[Records]
** BEGIN **

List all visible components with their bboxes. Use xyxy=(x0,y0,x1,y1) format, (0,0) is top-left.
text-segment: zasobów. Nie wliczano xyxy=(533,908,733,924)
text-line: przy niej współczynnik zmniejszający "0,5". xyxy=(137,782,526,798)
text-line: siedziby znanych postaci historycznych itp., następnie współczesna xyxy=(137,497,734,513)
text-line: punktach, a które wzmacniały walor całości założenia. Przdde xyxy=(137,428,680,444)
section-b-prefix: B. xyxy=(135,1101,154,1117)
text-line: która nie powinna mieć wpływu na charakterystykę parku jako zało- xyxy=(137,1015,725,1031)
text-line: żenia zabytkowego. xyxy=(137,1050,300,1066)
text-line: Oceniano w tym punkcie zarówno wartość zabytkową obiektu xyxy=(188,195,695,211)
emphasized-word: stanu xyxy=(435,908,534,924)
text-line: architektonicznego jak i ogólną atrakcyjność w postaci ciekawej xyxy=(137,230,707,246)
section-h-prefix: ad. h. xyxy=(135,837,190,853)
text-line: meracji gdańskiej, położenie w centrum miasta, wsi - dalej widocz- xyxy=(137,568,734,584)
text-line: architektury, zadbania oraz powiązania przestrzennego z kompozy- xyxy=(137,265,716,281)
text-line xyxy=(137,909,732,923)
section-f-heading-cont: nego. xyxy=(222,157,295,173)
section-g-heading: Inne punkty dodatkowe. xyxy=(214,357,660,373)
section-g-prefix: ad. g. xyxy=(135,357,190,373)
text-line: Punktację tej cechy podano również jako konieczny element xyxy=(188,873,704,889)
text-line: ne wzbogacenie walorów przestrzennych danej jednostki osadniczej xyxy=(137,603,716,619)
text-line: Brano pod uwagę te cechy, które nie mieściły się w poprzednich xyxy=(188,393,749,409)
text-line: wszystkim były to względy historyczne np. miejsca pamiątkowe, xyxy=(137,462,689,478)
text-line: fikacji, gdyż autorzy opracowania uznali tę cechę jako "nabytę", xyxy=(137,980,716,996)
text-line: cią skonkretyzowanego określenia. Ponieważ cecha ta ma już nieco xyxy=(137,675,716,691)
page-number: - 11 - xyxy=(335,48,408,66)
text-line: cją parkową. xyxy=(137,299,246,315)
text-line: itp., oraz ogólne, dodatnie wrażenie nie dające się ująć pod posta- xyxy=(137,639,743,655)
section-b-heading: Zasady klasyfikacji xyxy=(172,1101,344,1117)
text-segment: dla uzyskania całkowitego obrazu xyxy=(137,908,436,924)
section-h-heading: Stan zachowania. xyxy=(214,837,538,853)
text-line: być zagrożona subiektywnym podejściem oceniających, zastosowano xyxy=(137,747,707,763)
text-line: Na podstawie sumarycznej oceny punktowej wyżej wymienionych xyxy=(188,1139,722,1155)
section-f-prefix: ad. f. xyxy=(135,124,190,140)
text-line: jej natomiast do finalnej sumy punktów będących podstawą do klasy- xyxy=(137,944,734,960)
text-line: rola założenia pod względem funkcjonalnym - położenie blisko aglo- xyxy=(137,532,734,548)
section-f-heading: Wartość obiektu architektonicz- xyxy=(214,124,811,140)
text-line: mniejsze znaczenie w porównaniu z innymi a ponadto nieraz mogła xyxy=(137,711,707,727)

** END **

Rewrite the items above, swapping each "text-line" for "line-of-text" and keeping everything else the same.

▶ **Solution for this task**:
List all visible components with their bboxes. Use xyxy=(x0,y0,x1,y1) format, (0,0) is top-left.
text-segment: zasobów. Nie wliczano xyxy=(533,908,733,924)
line-of-text: przy niej współczynnik zmniejszający "0,5". xyxy=(137,782,526,798)
line-of-text: siedziby znanych postaci historycznych itp., następnie współczesna xyxy=(137,497,734,513)
line-of-text: punktach, a które wzmacniały walor całości założenia. Przdde xyxy=(137,428,680,444)
section-b-prefix: B. xyxy=(135,1101,154,1117)
line-of-text: która nie powinna mieć wpływu na charakterystykę parku jako zało- xyxy=(137,1015,725,1031)
line-of-text: żenia zabytkowego. xyxy=(137,1050,300,1066)
line-of-text: Oceniano w tym punkcie zarówno wartość zabytkową obiektu xyxy=(188,195,695,211)
emphasized-word: stanu xyxy=(435,908,534,924)
line-of-text: architektonicznego jak i ogólną atrakcyjność w postaci ciekawej xyxy=(137,230,707,246)
section-h-prefix: ad. h. xyxy=(135,837,190,853)
line-of-text: meracji gdańskiej, położenie w centrum miasta, wsi - dalej widocz- xyxy=(137,568,734,584)
line-of-text: architektury, zadbania oraz powiązania przestrzennego z kompozy- xyxy=(137,265,716,281)
line-of-text xyxy=(137,909,732,923)
section-f-heading-cont: nego. xyxy=(222,157,295,173)
section-g-heading: Inne punkty dodatkowe. xyxy=(214,357,660,373)
section-g-prefix: ad. g. xyxy=(135,357,190,373)
line-of-text: Punktację tej cechy podano również jako konieczny element xyxy=(188,873,704,889)
line-of-text: ne wzbogacenie walorów przestrzennych danej jednostki osadniczej xyxy=(137,603,716,619)
line-of-text: Brano pod uwagę te cechy, które nie mieściły się w poprzednich xyxy=(188,393,749,409)
line-of-text: wszystkim były to względy historyczne np. miejsca pamiątkowe, xyxy=(137,462,689,478)
line-of-text: fikacji, gdyż autorzy opracowania uznali tę cechę jako "nabytę", xyxy=(137,980,716,996)
line-of-text: cią skonkretyzowanego określenia. Ponieważ cecha ta ma już nieco xyxy=(137,675,716,691)
page-number: - 11 - xyxy=(335,48,408,66)
line-of-text: cją parkową. xyxy=(137,299,246,315)
line-of-text: itp., oraz ogólne, dodatnie wrażenie nie dające się ująć pod posta- xyxy=(137,639,743,655)
section-b-heading: Zasady klasyfikacji xyxy=(172,1101,344,1117)
text-segment: dla uzyskania całkowitego obrazu xyxy=(137,908,436,924)
section-h-heading: Stan zachowania. xyxy=(214,837,538,853)
line-of-text: być zagrożona subiektywnym podejściem oceniających, zastosowano xyxy=(137,747,707,763)
line-of-text: Na podstawie sumarycznej oceny punktowej wyżej wymienionych xyxy=(188,1139,722,1155)
section-f-prefix: ad. f. xyxy=(135,124,190,140)
line-of-text: jej natomiast do finalnej sumy punktów będących podstawą do klasy- xyxy=(137,944,734,960)
line-of-text: rola założenia pod względem funkcjonalnym - położenie blisko aglo- xyxy=(137,532,734,548)
section-f-heading: Wartość obiektu architektonicz- xyxy=(214,124,811,140)
line-of-text: mniejsze znaczenie w porównaniu z innymi a ponadto nieraz mogła xyxy=(137,711,707,727)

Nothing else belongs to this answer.